[Saved data entries]
** START **

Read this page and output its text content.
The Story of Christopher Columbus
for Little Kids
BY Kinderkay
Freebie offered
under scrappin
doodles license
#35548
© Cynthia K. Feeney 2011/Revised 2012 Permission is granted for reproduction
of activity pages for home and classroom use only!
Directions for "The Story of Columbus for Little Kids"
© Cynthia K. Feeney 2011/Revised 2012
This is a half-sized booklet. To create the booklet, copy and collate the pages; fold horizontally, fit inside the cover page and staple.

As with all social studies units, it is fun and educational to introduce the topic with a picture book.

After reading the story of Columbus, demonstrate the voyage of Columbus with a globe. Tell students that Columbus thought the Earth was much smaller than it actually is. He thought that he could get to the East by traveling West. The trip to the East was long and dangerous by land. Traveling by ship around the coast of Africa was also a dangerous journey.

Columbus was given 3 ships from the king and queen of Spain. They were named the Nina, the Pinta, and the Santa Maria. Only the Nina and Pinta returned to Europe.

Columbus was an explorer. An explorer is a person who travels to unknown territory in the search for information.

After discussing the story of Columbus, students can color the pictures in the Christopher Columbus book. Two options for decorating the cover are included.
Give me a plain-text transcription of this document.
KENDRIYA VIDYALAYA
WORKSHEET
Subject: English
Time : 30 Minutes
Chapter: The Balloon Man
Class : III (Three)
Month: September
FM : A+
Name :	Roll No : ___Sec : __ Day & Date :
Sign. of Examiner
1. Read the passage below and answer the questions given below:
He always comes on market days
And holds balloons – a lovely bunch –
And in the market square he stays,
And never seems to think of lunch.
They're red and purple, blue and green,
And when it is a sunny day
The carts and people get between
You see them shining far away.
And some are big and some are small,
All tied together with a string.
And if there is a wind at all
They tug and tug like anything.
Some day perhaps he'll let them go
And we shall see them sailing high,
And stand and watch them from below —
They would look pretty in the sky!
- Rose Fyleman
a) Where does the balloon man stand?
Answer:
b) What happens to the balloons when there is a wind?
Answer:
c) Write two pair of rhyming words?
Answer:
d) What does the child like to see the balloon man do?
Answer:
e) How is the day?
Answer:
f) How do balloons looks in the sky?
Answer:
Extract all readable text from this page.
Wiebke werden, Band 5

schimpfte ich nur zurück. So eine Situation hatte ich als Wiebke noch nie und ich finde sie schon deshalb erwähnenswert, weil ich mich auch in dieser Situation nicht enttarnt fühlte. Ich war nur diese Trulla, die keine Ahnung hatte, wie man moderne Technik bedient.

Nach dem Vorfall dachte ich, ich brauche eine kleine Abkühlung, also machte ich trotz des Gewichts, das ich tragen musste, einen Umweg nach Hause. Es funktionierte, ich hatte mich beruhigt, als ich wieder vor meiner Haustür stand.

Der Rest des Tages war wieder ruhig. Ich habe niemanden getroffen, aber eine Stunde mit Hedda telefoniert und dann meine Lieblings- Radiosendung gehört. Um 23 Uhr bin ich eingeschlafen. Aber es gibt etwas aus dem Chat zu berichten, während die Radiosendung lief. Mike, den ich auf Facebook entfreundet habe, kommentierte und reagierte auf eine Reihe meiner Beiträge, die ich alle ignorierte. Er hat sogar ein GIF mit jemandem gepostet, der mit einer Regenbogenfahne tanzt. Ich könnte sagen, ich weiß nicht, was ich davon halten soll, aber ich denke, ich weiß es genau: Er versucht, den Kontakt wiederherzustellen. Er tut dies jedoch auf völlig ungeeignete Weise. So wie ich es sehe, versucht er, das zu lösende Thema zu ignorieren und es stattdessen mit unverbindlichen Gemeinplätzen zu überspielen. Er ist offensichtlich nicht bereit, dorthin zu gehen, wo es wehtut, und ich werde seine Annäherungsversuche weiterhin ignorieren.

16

** END **

Requirement —
Return the listing above in full, character for character.

Solution for this exercise —
Read this page and output its text content.
The Story of Christopher Columbus
for Little Kids
BY Kinderkay
Freebie offered
under scrappin
doodles license
#35548
© Cynthia K. Feeney 2011/Revised 2012 Permission is granted for reproduction
of activity pages for home and classroom use only!
Directions for "The Story of Columbus for Little Kids"
© Cynthia K. Feeney 2011/Revised 2012
This is a half-sized booklet. To create the booklet, copy and collate the pages; fold horizontally, fit inside the cover page and staple.

As with all social studies units, it is fun and educational to introduce the topic with a picture book.

After reading the story of Columbus, demonstrate the voyage of Columbus with a globe. Tell students that Columbus thought the Earth was much smaller than it actually is. He thought that he could get to the East by traveling West. The trip to the East was long and dangerous by land. Traveling by ship around the coast of Africa was also a dangerous journey.

Columbus was given 3 ships from the king and queen of Spain. They were named the Nina, the Pinta, and the Santa Maria. Only the Nina and Pinta returned to Europe.

Columbus was an explorer. An explorer is a person who travels to unknown territory in the search for information.

After discussing the story of Columbus, students can color the pictures in the Christopher Columbus book. Two options for decorating the cover are included.
Give me a plain-text transcription of this document.
KENDRIYA VIDYALAYA
WORKSHEET
Subject: English
Time : 30 Minutes
Chapter: The Balloon Man
Class : III (Three)
Month: September
FM : A+
Name :	Roll No : ___Sec : __ Day & Date :
Sign. of Examiner
1. Read the passage below and answer the questions given below:
He always comes on market days
And holds balloons – a lovely bunch –
And in the market square he stays,
And never seems to think of lunch.
They're red and purple, blue and green,
And when it is a sunny day
The carts and people get between
You see them shining far away.
And some are big and some are small,
All tied together with a string.
And if there is a wind at all
They tug and tug like anything.
Some day perhaps he'll let them go
And we shall see them sailing high,
And stand and watch them from below —
They would look pretty in the sky!
- Rose Fyleman
a) Where does the balloon man stand?
Answer:
b) What happens to the balloons when there is a wind?
Answer:
c) Write two pair of rhyming words?
Answer:
d) What does the child like to see the balloon man do?
Answer:
e) How is the day?
Answer:
f) How do balloons looks in the sky?
Answer:
Extract all readable text from this page.
Wiebke werden, Band 5

schimpfte ich nur zurück. So eine Situation hatte ich als Wiebke noch nie und ich finde sie schon deshalb erwähnenswert, weil ich mich auch in dieser Situation nicht enttarnt fühlte. Ich war nur diese Trulla, die keine Ahnung hatte, wie man moderne Technik bedient.

Nach dem Vorfall dachte ich, ich brauche eine kleine Abkühlung, also machte ich trotz des Gewichts, das ich tragen musste, einen Umweg nach Hause. Es funktionierte, ich hatte mich beruhigt, als ich wieder vor meiner Haustür stand.

Der Rest des Tages war wieder ruhig. Ich habe niemanden getroffen, aber eine Stunde mit Hedda telefoniert und dann meine Lieblings- Radiosendung gehört. Um 23 Uhr bin ich eingeschlafen. Aber es gibt etwas aus dem Chat zu berichten, während die Radiosendung lief. Mike, den ich auf Facebook entfreundet habe, kommentierte und reagierte auf eine Reihe meiner Beiträge, die ich alle ignorierte. Er hat sogar ein GIF mit jemandem gepostet, der mit einer Regenbogenfahne tanzt. Ich könnte sagen, ich weiß nicht, was ich davon halten soll, aber ich denke, ich weiß es genau: Er versucht, den Kontakt wiederherzustellen. Er tut dies jedoch auf völlig ungeeignete Weise. So wie ich es sehe, versucht er, das zu lösende Thema zu ignorieren und es stattdessen mit unverbindlichen Gemeinplätzen zu überspielen. Er ist offensichtlich nicht bereit, dorthin zu gehen, wo es wehtut, und ich werde seine Annäherungsversuche weiterhin ignorieren.

16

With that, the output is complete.